WRITTEN REQUEST: Keep only the lines of the data below that contain "label", and copy them.

[START AVAILABLE RECORDS]

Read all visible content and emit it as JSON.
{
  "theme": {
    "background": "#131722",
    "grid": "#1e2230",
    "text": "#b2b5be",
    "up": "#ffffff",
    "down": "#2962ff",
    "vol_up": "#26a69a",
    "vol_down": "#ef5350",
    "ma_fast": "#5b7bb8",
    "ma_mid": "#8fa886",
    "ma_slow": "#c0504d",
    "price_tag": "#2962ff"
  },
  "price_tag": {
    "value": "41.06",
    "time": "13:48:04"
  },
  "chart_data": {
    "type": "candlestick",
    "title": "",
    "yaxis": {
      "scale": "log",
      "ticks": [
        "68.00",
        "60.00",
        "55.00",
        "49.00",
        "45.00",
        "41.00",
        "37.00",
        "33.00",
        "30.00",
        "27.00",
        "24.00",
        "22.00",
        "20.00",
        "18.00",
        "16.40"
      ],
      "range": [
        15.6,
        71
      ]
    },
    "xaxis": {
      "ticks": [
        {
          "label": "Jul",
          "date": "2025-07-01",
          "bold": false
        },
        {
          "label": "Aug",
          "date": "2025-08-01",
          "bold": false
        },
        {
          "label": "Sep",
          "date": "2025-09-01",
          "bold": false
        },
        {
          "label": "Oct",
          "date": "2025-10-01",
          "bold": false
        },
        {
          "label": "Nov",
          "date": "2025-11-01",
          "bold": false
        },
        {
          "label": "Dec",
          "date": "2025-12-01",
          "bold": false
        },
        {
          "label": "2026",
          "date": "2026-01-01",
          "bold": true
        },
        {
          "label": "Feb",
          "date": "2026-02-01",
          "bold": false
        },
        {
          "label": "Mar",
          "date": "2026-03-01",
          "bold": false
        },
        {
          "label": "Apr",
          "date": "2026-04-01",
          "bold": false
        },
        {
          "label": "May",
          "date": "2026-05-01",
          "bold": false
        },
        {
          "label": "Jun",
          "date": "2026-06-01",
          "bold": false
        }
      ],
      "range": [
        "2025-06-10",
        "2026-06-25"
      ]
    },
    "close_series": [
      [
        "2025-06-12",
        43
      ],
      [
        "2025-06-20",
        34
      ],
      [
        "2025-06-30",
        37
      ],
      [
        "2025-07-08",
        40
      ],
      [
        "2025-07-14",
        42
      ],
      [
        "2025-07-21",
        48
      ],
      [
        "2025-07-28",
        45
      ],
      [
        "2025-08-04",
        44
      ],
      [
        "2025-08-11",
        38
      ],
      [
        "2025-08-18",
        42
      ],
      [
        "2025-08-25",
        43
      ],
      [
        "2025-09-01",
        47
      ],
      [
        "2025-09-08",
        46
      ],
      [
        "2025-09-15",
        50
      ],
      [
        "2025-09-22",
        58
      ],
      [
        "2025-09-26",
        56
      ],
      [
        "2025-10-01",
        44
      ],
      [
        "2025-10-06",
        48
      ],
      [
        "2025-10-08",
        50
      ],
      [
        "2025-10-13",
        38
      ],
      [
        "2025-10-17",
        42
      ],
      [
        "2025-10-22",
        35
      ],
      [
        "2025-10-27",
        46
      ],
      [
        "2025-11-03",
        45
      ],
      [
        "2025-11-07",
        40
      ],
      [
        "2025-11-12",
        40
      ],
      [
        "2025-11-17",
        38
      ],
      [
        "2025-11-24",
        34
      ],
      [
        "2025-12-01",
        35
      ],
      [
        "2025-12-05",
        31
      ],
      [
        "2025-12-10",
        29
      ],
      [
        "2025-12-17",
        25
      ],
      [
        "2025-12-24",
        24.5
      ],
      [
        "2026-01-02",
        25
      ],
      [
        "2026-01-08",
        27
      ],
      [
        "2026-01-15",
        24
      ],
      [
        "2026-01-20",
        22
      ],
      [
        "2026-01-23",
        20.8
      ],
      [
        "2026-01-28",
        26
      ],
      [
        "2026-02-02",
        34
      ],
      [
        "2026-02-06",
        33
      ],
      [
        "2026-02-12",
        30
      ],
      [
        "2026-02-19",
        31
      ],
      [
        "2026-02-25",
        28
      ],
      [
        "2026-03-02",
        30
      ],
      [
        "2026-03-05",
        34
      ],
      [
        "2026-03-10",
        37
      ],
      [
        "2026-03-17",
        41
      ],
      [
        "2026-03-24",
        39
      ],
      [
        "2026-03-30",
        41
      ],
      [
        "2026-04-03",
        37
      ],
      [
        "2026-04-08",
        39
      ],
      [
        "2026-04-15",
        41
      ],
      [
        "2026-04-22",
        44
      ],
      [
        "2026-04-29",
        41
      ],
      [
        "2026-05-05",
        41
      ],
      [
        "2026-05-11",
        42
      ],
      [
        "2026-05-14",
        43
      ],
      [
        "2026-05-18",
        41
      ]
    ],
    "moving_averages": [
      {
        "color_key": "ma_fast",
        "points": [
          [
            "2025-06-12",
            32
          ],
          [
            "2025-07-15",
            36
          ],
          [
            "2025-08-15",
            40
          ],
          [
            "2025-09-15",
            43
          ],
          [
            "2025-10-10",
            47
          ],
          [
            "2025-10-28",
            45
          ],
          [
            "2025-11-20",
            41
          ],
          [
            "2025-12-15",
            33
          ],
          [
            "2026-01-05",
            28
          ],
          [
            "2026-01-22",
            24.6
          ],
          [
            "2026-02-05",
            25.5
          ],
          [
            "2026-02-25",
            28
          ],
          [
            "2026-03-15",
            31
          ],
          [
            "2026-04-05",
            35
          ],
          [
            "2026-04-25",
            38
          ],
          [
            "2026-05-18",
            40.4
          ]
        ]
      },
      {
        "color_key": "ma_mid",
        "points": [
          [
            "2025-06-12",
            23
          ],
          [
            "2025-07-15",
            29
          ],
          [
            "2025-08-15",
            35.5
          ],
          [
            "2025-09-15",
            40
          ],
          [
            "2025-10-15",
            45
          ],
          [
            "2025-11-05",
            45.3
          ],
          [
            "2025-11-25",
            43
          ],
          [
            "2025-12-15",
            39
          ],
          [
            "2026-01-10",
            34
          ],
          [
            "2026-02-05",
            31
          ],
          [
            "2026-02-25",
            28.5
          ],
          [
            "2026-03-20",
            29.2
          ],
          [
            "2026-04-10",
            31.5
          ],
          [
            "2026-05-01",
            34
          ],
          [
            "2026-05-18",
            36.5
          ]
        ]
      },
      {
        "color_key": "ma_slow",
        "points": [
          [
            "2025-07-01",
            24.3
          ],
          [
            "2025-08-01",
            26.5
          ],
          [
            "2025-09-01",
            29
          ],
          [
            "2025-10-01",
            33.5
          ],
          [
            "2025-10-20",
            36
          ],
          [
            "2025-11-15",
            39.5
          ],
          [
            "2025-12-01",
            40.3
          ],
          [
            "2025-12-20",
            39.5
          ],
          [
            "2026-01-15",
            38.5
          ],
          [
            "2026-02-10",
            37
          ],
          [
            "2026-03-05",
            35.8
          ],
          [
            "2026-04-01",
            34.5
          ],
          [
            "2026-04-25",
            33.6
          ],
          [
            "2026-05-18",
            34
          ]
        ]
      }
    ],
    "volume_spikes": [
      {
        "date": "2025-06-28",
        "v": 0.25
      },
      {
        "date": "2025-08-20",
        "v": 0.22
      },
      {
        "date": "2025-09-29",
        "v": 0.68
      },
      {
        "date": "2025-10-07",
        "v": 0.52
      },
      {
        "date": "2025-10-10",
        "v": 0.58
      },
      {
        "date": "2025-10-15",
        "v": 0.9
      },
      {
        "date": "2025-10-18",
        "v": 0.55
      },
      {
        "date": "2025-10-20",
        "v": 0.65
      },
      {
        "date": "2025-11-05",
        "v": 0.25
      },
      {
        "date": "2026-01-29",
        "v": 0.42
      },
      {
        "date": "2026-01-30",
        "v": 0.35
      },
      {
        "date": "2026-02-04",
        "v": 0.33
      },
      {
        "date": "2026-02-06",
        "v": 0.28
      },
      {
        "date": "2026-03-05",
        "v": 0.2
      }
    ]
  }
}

[END AVAILABLE RECORDS]

WORKED SOLUTION:
          "label": "Jul",
          "label": "Aug",
          "label": "Sep",
          "label": "Oct",
          "label": "Nov",
          "label": "Dec",
          "label": "2026",
          "label": "Feb",
          "label": "Mar",
          "label": "Apr",
          "label": "May",
          "label": "Jun",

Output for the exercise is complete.